**EXERCISE:** Render this sentence from the article about St. Bernard of Clairvaux in Spanish: "He fought the heresy of the Cathars and antisemitism."

═══ SELECTED PASSAGE ═══

Wednesday, October 21, 2009

Pope: Man seeks and finds God better with prayer than with reason

» 10/21/2009 12:48

General audience, Benedict XVI illustrates the figure of Bernard of Clairvaux, the last of the Fathers of the Church. He expressed man's participation in the love of God, he devoted himself particularly to the figures of Jesus and Mary and not coincidentally is the one to whom Dante entrusts the prayer to Mary in Paradise. He fought the heresy of the Cathars and antisemitism.

Vatican City (AsiaNews) - "We too must recognize that man looks for and finds God better and more easily in prayer than in discussion”: this is the teaching that Benedict XVI has drawn from the life and works of St. Bernard of Clairvaux, "called the last of the Fathers of the Church," the figure to whom he devoted his catechesis today in the general audience.

Speaking to almost 40 thousand people in St. Peter's Square, the pope recalled the figure of the great Monk for whom "sometimes we claim to have resolved the fundamental questions about God, about man and the world with the powers of reason alone," but "without a deep faith in God, nourished by prayer and contemplation, from an intimate relationship with the Lord, our reflections on the divine mysteries are in danger of becoming a futile intellectual exercise, and lose their credibility".

Born in 1090 in Fontaines in France to a "numerous and fairly well-off," family Bernard studied grammar, rhetoric and dialectic and at 20 entered the monastery of Citeaux, "a new more agile monastic foundation, but also more rigorous” than the existing ones of the time, "At only 25 years of age he chose monastic life" and "looking at the lives of other monasteries called for a sober and measured lifestyle in eating and clothing and recommended care for the poor." In 1130 he began an "extensive correspondence with many” important but humble people. To these letters, many sermons, judgements and treaties must be added. He also began "to deal with serious problems of the Holy See and the Church."

═══ COLLECTED DATA ═══

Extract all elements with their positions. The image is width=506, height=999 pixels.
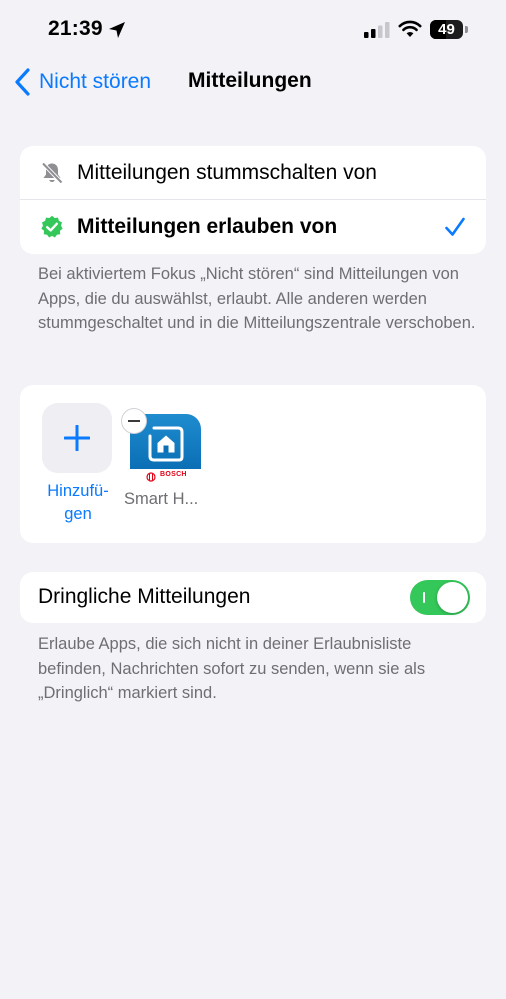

═══

**EXERCISE ANSWER:** Combatió la herejía de los cátaros y el antisemitismo.